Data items
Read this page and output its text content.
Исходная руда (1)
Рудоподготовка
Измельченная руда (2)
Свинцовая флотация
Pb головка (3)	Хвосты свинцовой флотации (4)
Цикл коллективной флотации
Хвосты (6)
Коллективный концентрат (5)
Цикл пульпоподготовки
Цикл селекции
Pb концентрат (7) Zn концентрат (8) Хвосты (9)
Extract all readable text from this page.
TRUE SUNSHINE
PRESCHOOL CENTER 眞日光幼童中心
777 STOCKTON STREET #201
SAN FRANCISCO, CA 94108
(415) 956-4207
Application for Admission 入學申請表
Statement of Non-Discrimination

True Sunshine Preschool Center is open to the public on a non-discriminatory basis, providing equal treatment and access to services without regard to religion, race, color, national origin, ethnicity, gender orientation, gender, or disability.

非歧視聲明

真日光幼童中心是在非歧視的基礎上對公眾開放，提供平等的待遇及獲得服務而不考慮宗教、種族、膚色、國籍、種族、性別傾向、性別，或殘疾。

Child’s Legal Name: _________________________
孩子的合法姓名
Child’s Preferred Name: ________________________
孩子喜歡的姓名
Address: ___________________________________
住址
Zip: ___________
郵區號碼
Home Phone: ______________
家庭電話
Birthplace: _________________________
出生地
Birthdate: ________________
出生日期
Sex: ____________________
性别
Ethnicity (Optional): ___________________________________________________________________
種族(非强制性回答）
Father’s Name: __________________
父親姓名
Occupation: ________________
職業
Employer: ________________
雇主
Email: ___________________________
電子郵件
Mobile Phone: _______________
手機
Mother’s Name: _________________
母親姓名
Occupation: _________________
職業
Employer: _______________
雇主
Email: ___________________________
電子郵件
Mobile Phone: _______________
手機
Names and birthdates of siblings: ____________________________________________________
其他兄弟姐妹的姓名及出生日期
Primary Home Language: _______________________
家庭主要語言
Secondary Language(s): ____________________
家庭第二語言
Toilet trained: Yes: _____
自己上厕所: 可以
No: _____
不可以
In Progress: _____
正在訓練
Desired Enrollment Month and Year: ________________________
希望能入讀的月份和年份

- _OBJECTIVE_
Using the listing above, retype each line exactly.

- _ANSWER TO THIS EXERCISE_
Read this page and output its text content.
Исходная руда (1)
Рудоподготовка
Измельченная руда (2)
Свинцовая флотация
Pb головка (3)	Хвосты свинцовой флотации (4)
Цикл коллективной флотации
Хвосты (6)
Коллективный концентрат (5)
Цикл пульпоподготовки
Цикл селекции
Pb концентрат (7) Zn концентрат (8) Хвосты (9)
Extract all readable text from this page.
TRUE SUNSHINE
PRESCHOOL CENTER 眞日光幼童中心
777 STOCKTON STREET #201
SAN FRANCISCO, CA 94108
(415) 956-4207
Application for Admission 入學申請表
Statement of Non-Discrimination

True Sunshine Preschool Center is open to the public on a non-discriminatory basis, providing equal treatment and access to services without regard to religion, race, color, national origin, ethnicity, gender orientation, gender, or disability.

非歧視聲明

真日光幼童中心是在非歧視的基礎上對公眾開放，提供平等的待遇及獲得服務而不考慮宗教、種族、膚色、國籍、種族、性別傾向、性別，或殘疾。

Child’s Legal Name: _________________________
孩子的合法姓名
Child’s Preferred Name: ________________________
孩子喜歡的姓名
Address: ___________________________________
住址
Zip: ___________
郵區號碼
Home Phone: ______________
家庭電話
Birthplace: _________________________
出生地
Birthdate: ________________
出生日期
Sex: ____________________
性别
Ethnicity (Optional): ___________________________________________________________________
種族(非强制性回答）
Father’s Name: __________________
父親姓名
Occupation: ________________
職業
Employer: ________________
雇主
Email: ___________________________
電子郵件
Mobile Phone: _______________
手機
Mother’s Name: _________________
母親姓名
Occupation: _________________
職業
Employer: _______________
雇主
Email: ___________________________
電子郵件
Mobile Phone: _______________
手機
Names and birthdates of siblings: ____________________________________________________
其他兄弟姐妹的姓名及出生日期
Primary Home Language: _______________________
家庭主要語言
Secondary Language(s): ____________________
家庭第二語言
Toilet trained: Yes: _____
自己上厕所: 可以
No: _____
不可以
In Progress: _____
正在訓練
Desired Enrollment Month and Year: ________________________
希望能入讀的月份和年份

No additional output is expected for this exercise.